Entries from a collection
---

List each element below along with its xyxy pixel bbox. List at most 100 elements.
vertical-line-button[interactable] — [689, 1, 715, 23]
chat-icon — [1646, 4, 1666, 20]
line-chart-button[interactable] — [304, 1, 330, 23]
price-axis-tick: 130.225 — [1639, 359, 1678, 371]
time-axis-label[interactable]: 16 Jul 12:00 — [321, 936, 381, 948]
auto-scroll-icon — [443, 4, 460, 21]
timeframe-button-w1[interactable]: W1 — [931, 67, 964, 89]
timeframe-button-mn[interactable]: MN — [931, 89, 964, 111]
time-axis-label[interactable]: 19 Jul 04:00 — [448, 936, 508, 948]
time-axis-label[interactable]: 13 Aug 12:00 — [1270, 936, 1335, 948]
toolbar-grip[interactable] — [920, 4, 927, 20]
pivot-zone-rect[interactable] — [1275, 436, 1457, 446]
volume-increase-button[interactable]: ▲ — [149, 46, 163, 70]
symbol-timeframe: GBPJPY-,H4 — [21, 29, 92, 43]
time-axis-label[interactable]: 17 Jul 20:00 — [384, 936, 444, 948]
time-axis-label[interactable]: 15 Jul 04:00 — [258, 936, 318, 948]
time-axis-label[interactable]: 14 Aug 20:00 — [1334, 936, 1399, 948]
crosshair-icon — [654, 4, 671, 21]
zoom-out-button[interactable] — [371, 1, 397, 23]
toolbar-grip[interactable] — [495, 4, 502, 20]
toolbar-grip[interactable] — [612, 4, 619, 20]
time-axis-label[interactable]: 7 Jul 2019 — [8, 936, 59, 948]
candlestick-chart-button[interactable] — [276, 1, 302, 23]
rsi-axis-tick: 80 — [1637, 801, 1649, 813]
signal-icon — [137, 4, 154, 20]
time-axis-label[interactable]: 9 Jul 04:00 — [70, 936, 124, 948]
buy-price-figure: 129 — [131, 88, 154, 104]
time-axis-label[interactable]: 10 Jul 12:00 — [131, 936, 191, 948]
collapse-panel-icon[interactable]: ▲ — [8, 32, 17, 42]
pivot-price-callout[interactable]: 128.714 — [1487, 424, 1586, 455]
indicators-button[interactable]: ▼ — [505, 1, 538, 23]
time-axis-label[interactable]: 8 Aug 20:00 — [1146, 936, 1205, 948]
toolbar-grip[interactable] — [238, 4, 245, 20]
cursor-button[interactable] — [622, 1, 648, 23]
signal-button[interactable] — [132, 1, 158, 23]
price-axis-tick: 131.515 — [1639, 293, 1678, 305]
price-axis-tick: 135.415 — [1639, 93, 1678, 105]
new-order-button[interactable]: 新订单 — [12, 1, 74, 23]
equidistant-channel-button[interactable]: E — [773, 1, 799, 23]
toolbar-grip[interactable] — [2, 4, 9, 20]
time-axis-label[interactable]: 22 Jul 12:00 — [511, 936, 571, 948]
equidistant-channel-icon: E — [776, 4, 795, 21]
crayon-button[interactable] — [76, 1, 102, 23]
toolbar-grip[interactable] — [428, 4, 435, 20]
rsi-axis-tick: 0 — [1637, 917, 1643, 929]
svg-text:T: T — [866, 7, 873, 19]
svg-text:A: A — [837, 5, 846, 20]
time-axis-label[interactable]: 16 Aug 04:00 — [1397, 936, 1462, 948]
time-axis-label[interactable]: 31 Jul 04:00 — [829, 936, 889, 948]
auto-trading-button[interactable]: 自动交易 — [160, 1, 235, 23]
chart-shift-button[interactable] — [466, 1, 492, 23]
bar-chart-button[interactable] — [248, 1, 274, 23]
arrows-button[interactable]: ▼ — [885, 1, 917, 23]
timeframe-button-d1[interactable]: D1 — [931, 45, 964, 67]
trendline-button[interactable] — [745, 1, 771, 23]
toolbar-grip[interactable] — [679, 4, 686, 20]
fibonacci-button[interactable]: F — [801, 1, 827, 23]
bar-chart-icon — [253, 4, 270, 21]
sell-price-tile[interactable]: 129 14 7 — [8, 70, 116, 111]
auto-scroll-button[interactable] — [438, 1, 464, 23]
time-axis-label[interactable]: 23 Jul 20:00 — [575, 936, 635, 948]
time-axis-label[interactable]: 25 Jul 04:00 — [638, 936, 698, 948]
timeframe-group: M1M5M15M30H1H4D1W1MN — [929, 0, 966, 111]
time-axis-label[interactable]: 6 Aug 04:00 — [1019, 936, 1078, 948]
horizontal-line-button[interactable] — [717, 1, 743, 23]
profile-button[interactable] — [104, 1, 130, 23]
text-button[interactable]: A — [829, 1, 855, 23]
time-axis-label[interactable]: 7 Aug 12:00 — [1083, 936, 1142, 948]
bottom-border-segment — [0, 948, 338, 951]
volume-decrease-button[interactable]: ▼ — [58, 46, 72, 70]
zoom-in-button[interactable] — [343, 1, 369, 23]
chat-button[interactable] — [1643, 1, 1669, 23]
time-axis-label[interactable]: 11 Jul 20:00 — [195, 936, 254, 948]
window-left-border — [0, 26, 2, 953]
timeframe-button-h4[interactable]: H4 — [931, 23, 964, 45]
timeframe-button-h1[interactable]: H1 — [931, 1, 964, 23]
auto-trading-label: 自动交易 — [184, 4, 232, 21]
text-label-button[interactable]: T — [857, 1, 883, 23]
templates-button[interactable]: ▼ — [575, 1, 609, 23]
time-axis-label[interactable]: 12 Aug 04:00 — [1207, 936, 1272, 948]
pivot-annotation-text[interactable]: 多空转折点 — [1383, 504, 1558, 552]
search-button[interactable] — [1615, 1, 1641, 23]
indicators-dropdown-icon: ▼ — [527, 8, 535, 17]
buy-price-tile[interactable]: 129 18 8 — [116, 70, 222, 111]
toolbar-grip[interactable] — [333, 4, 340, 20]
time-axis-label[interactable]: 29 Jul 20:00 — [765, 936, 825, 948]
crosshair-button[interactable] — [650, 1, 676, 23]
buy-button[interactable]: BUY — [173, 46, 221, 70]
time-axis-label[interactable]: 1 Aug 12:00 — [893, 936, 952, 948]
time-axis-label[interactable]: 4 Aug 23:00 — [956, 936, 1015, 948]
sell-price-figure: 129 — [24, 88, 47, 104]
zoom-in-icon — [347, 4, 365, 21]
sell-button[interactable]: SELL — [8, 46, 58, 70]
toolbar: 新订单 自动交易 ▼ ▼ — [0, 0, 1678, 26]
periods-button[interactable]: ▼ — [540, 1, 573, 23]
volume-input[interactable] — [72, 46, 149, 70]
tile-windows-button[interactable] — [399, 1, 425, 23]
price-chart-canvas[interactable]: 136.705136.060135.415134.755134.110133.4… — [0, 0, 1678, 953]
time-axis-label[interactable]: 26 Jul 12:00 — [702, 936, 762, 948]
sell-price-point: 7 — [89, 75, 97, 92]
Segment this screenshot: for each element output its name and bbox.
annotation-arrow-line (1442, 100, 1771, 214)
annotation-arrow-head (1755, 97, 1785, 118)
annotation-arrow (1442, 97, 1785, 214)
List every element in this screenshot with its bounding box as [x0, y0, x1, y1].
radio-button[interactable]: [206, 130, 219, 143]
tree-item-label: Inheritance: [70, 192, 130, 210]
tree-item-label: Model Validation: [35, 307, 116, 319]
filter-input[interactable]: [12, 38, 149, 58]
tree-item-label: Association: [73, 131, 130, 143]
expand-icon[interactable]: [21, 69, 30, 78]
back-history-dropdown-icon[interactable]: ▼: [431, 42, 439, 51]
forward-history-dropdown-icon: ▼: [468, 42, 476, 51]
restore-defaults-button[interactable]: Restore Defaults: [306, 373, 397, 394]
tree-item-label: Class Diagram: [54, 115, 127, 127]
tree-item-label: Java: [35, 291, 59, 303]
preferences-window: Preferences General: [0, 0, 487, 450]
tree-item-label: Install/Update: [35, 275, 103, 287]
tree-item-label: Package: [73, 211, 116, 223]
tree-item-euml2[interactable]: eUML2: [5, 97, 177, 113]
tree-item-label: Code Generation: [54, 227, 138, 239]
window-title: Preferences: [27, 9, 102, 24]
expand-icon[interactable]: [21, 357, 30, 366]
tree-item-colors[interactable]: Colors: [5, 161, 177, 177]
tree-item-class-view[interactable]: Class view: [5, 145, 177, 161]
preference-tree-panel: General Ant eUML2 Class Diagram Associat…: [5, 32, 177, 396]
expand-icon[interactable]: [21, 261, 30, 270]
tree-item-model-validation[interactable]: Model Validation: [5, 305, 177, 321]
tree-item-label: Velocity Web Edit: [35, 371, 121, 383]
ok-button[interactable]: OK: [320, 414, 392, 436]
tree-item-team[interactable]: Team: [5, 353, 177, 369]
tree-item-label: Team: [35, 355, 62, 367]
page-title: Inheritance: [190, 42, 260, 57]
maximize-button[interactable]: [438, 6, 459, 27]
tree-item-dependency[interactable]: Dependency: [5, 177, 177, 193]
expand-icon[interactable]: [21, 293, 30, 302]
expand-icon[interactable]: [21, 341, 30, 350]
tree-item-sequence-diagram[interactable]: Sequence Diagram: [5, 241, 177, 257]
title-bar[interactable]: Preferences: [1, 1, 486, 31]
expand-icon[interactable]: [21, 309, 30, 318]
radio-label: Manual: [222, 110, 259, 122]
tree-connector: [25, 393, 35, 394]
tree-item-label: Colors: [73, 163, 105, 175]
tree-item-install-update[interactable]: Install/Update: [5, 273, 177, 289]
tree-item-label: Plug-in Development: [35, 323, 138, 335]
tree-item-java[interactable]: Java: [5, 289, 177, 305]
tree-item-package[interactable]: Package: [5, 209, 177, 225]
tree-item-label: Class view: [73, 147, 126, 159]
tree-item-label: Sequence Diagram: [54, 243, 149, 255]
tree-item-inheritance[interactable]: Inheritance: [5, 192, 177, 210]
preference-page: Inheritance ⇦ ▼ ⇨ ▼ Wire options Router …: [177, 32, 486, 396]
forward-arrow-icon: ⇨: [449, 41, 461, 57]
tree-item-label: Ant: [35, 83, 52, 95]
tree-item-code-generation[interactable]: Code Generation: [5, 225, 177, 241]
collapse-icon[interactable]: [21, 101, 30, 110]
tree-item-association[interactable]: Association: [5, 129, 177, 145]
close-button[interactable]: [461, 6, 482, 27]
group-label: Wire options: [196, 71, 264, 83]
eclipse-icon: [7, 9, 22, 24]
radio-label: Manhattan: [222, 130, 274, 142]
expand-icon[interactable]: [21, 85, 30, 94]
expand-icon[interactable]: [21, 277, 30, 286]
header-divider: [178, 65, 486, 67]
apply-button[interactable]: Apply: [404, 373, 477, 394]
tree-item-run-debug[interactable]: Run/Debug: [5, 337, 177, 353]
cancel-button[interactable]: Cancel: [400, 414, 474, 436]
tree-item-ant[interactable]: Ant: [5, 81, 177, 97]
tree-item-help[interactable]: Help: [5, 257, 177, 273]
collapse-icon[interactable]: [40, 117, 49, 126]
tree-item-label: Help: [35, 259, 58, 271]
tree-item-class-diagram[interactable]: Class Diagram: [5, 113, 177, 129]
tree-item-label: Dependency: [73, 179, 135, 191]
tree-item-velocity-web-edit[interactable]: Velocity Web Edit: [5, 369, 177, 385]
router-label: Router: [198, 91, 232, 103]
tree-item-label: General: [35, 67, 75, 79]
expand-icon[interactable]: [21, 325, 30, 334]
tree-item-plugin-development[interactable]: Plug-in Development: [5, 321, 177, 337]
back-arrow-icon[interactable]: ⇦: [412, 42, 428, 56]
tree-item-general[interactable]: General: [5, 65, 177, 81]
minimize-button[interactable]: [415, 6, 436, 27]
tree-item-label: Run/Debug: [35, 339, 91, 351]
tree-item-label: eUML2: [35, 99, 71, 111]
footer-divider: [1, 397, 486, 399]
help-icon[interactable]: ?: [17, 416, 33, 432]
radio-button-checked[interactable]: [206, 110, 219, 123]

---

INSTRUCTIONS FOR THE TASK.
Output the lines from the first one through the line containing "line-chart-button[interactable] — [304, 1, 330, 23]", inclusive, as a Markdown table with columns Number and Line. Skip any blank lines.

ANSWER TO THE EXERCISE.
| Number | Line |
|---|---|
| 1 | List each element below along with its xyxy pixel bbox. List at most 100 elements. |
| 2 | vertical-line-button[interactable] — [689, 1, 715, 23] |
| 3 | chat-icon — [1646, 4, 1666, 20] |
| 4 | line-chart-button[interactable] — [304, 1, 330, 23] |